» TASK GOAL
Repeat the following lines exactly as they appear. Begin at the line that contains "- candle-down: [504, 299, 506, 308]" and stop after the line that contains "- candle-down: [413, 301, 415, 315]".
─── EXTRACTED DATA
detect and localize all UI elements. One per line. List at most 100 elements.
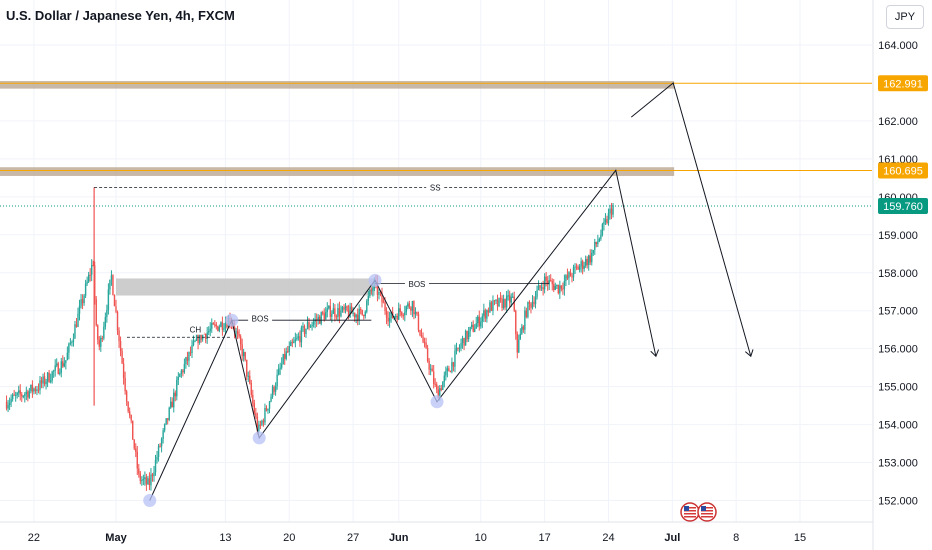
- candle-down: [504, 299, 506, 308]
- candle-up: [603, 222, 605, 225]
- candle-up: [405, 306, 408, 313]
- candle-up: [559, 285, 561, 294]
- price-tick-label: 162.000: [878, 116, 918, 128]
- candle-up: [165, 418, 167, 425]
- candle-down: [508, 295, 511, 303]
- candle-down: [413, 301, 415, 315]
- candle-down: [396, 315, 398, 320]
- candle-down: [562, 288, 564, 290]
- candle-down: [212, 323, 214, 325]
- candle-down: [148, 478, 151, 486]
- candle-up: [305, 328, 307, 334]
- annotation-bg: [404, 279, 429, 290]
- candle-up: [398, 308, 400, 320]
- candle-down: [346, 306, 348, 311]
- candle-down: [124, 377, 126, 392]
- candle-down: [360, 308, 362, 310]
- candle-down: [550, 280, 552, 282]
- time-axis[interactable]: 22 May 13 20 27 Jun 10 17 24 Jul 8 15: [28, 532, 806, 544]
- candle-up: [33, 388, 35, 392]
- candle-up: [388, 317, 391, 322]
- candle-down: [417, 314, 420, 331]
- candle-up: [144, 477, 146, 479]
- candle-down: [530, 303, 532, 308]
- candle-down: [19, 390, 21, 395]
- candle-up: [527, 302, 529, 317]
- candle-up: [51, 371, 53, 381]
- candle-up: [414, 311, 417, 315]
- candle-down: [452, 362, 455, 367]
- candle-up: [22, 396, 24, 398]
- candle-up: [52, 370, 55, 372]
- candle-down: [338, 308, 341, 317]
- candle-up: [454, 350, 456, 367]
- event-flags[interactable]: [680, 502, 717, 522]
- candle-up: [320, 312, 322, 324]
- candle-up: [364, 311, 366, 317]
- candle-up: [191, 345, 193, 354]
- candlestick-series: [5, 202, 614, 491]
- candle-down: [135, 448, 137, 452]
- candle-down: [432, 371, 435, 384]
- candle-down: [115, 306, 117, 312]
- price-badge-resistance: [878, 162, 928, 179]
- candle-down: [259, 424, 262, 426]
- candle-up: [443, 375, 446, 382]
- candle-up: [45, 381, 47, 385]
- candle-up: [372, 288, 374, 291]
- candle-up: [288, 346, 290, 352]
- candle-down: [401, 311, 403, 316]
- candle-down: [493, 300, 496, 302]
- candle-up: [63, 363, 66, 367]
- candle-up: [86, 281, 88, 284]
- candle-up: [510, 296, 512, 303]
- candle-up: [242, 352, 245, 357]
- candle-up: [56, 363, 58, 366]
- candle-down: [37, 389, 40, 391]
- currency-selector[interactable]: JPY: [886, 5, 924, 29]
- us-flag-icon[interactable]: [680, 502, 700, 522]
- candle-up: [455, 347, 458, 351]
- candle-up: [512, 296, 514, 298]
- time-tick-label: 27: [347, 532, 359, 544]
- candle-up: [474, 328, 476, 332]
- candle-up: [18, 390, 20, 393]
- candle-down: [145, 477, 148, 485]
- candle-up: [404, 312, 406, 316]
- candle-down: [457, 347, 459, 349]
- candle-up: [332, 308, 335, 314]
- candle-up: [156, 456, 158, 460]
- candle-down: [233, 327, 236, 333]
- time-tick-label: 15: [794, 532, 806, 544]
- candle-down: [402, 315, 404, 317]
- candle-down: [128, 411, 131, 416]
- candle-down: [273, 386, 275, 392]
- candle-down: [132, 420, 134, 440]
- candle-up: [285, 351, 287, 359]
- candle-up: [59, 372, 61, 374]
- candle-up: [534, 297, 537, 305]
- candle-up: [470, 324, 473, 327]
- candle-up: [300, 327, 303, 343]
- us-flag-icon[interactable]: [697, 502, 717, 522]
- candle-down: [13, 394, 15, 396]
- candle-down: [171, 401, 173, 408]
- candle-up: [328, 305, 330, 309]
- candle-up: [141, 480, 143, 482]
- candle-down: [589, 255, 591, 263]
- candle-down: [484, 310, 487, 319]
- candle-down: [95, 299, 97, 326]
- candle-down: [350, 306, 353, 314]
- candle-down: [238, 333, 240, 337]
- candle-up: [439, 388, 441, 399]
- candle-down: [303, 326, 306, 334]
- time-tick-label: 13: [219, 532, 231, 544]
- candle-up: [445, 371, 447, 376]
- candle-up: [104, 317, 107, 327]
- candle-up: [157, 445, 160, 457]
- candle-up: [594, 242, 596, 250]
- candle-up: [74, 324, 76, 339]
- candle-up: [220, 322, 222, 327]
- price-axis[interactable]: 152.000 153.000 154.000 155.000 156.000 157.0…: [874, 0, 932, 550]
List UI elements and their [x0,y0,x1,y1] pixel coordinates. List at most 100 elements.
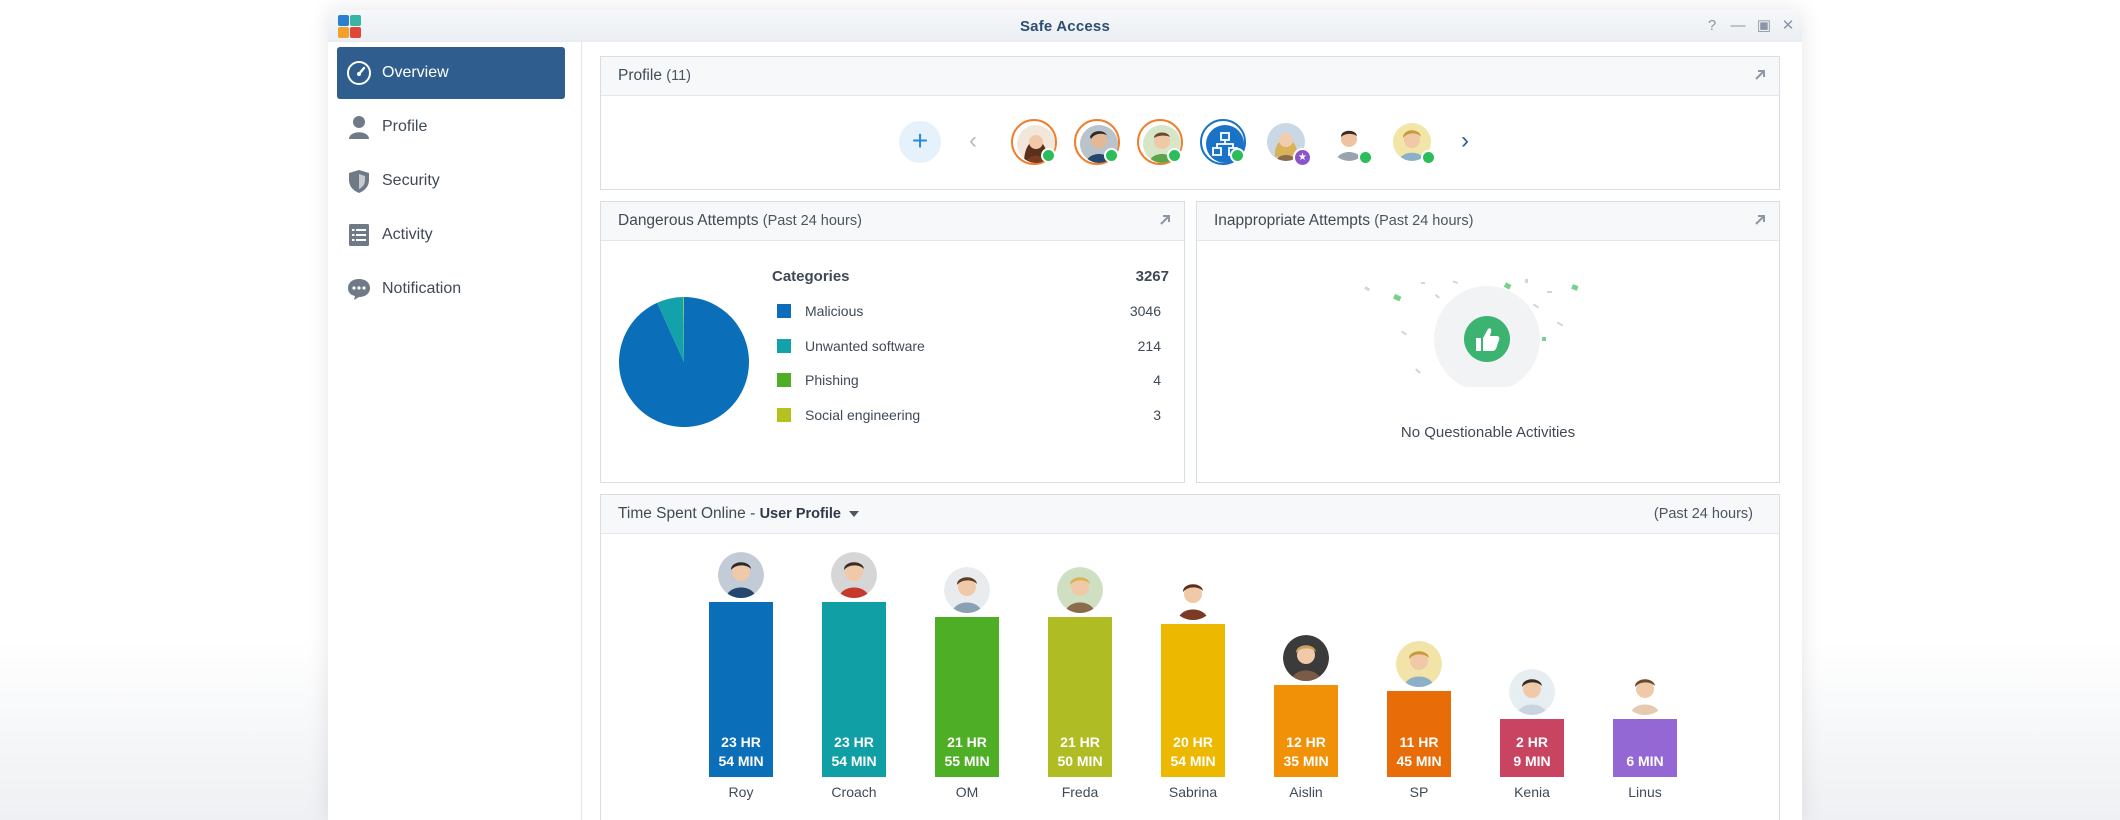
expand-icon[interactable] [1751,66,1769,84]
profile-avatar[interactable] [1200,119,1246,165]
caret-down-icon [848,511,859,518]
chevron-left-icon: ‹ [969,127,977,154]
bar-duration-label: 12 HR 35 MIN [1274,733,1338,771]
bar-kenia: 2 HR 9 MIN [1500,719,1564,777]
profile-avatar[interactable] [1389,119,1436,165]
sidebar-item-label: Notification [382,280,462,297]
bar-column[interactable]: 12 HR 35 MIN [1274,684,1338,777]
social-engineering-swatch [777,408,791,422]
prev-arrow-button[interactable]: ‹ [969,129,977,153]
sidebar-item-security[interactable]: Security [337,155,565,207]
panel-period: (Past 24 hours) [1653,506,1753,522]
sidebar-item-profile[interactable]: Profile [337,101,565,153]
categories-total: 3267 [1135,268,1169,285]
sidebar-item-activity[interactable]: Activity [337,209,565,261]
bar-duration-minutes: 35 MIN [1283,752,1329,769]
bar-duration-hours: 20 HR [1173,733,1213,750]
minimize-icon: — [1730,17,1746,34]
avatar-sabrina [1170,573,1216,620]
phishing-swatch [777,373,791,387]
profile-avatar[interactable] [1137,119,1183,165]
bar-om: 21 HR 55 MIN [935,616,999,777]
profile-avatar[interactable] [1074,119,1120,165]
sidebar-item-notification[interactable]: Notification [337,263,565,315]
bar-duration-hours: 21 HR [947,733,987,750]
expand-icon[interactable] [1751,211,1769,229]
sidebar-item-overview[interactable]: Overview [337,47,565,99]
profile-avatar[interactable] [1326,119,1373,165]
category-label: Malicious [805,303,864,319]
panel-title: Time Spent Online - [618,505,756,522]
bar-column[interactable]: 11 HR 45 MIN [1387,690,1451,777]
sidebar-item-label: Security [382,172,440,189]
panel-title: Dangerous Attempts [618,212,759,229]
bar-duration-label: 23 HR 54 MIN [709,733,773,771]
category-row: Unwanted software 214 [771,336,1161,356]
main-content: Profile (11) + ‹ [582,42,1802,820]
profile-count: (11) [666,68,691,84]
gauge-icon [347,61,371,85]
bar-duration-hours: 2 HR [1516,734,1548,750]
category-count: 3 [1153,407,1161,423]
avatar-aislin [1283,634,1329,681]
bar-column[interactable]: 20 HR 54 MIN [1161,623,1225,777]
expand-icon[interactable] [1156,211,1174,229]
bar-duration-minutes: 45 MIN [1396,752,1442,769]
category-row: Phishing 4 [771,370,1161,390]
chevron-right-icon: › [1461,127,1469,154]
close-button[interactable]: ✕ [1777,15,1799,37]
bar-name-label: Freda [1061,784,1099,800]
bar-column[interactable]: 21 HR 55 MIN [935,616,999,777]
bar-duration-label: 6 MIN [1613,752,1677,771]
help-button[interactable]: ? [1701,15,1723,37]
plus-icon: + [911,125,929,156]
bar-name-label: Croach [831,784,877,800]
bar-name-label: Linus [1628,784,1662,800]
bar-duration-minutes: 54 MIN [831,753,877,769]
minimize-button[interactable]: — [1727,15,1749,37]
add-profile-button[interactable]: + [899,121,941,163]
bar-column[interactable]: 21 HR 50 MIN [1048,617,1112,777]
bar-column[interactable]: 6 MIN [1613,719,1677,777]
bar-column[interactable]: 2 HR 9 MIN [1500,719,1564,777]
bar-duration-label: 2 HR 9 MIN [1500,733,1564,771]
category-label: Social engineering [805,407,921,423]
bar-duration-label: 11 HR 45 MIN [1387,733,1451,771]
shield-icon [349,170,369,193]
user-icon [349,116,369,139]
bar-column[interactable]: 23 HR 54 MIN [822,602,886,777]
bar-croach: 23 HR 54 MIN [822,602,886,777]
pie-slice-phishing [683,297,684,362]
bar-duration-label: 20 HR 54 MIN [1161,733,1225,771]
online-status-icon [1421,150,1436,165]
panel-title: Inappropriate Attempts [1214,212,1370,229]
bar-name-label: Kenia [1514,784,1550,800]
categories-label: Categories [772,268,850,285]
sidebar-item-label: Overview [382,64,449,81]
panel-header: Profile (11) [601,57,1779,96]
bar-column[interactable]: 23 HR 54 MIN [709,602,773,777]
dangerous-attempts-panel: Dangerous Attempts (Past 24 hours) Categ… [600,201,1185,483]
inappropriate-attempts-panel: Inappropriate Attempts (Past 24 hours) [1196,201,1780,483]
bar-duration-hours: 11 HR [1399,733,1439,750]
profile-avatar[interactable]: ★ [1263,119,1312,167]
bar-roy: 23 HR 54 MIN [709,602,773,777]
title-bar: Safe Access ? — ▣ ✕ [328,10,1802,43]
time-spent-online-panel: Time Spent Online - User Profile (Past 2… [600,494,1780,820]
bar-duration-hours: 21 HR [1060,733,1100,750]
category-count: 4 [1153,372,1161,388]
bar-duration-label: 23 HR 54 MIN [822,733,886,771]
category-count: 3046 [1129,303,1161,319]
malicious-swatch [777,304,791,318]
category-row: Social engineering 3 [771,405,1161,425]
bar-freda: 21 HR 50 MIN [1048,617,1112,777]
profile-avatar[interactable] [1011,119,1057,165]
avatar-om [944,566,990,613]
maximize-button[interactable]: ▣ [1753,15,1775,37]
unwanted-software-swatch [777,339,791,353]
panel-header: Inappropriate Attempts (Past 24 hours) [1197,202,1779,241]
chat-bubble-icon [348,279,370,300]
next-arrow-button[interactable]: › [1461,129,1469,153]
user-profile-dropdown[interactable]: User Profile [760,506,859,522]
category-count: 214 [1137,338,1161,354]
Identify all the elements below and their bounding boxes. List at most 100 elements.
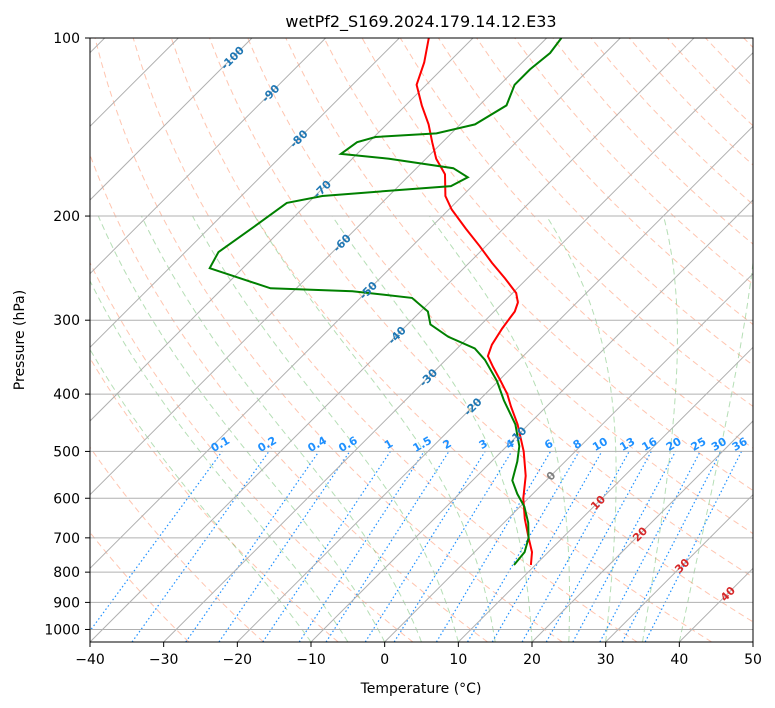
──────
» ANSWER FOR THIS EXERCISE
- candle-down: [504, 299, 506, 308]
- candle-up: [603, 222, 605, 225]
- candle-up: [405, 306, 408, 313]
- candle-up: [559, 285, 561, 294]
- price-tick-label: 162.000: [878, 116, 918, 128]
- candle-up: [165, 418, 167, 425]
- candle-down: [508, 295, 511, 303]
- candle-down: [413, 301, 415, 315]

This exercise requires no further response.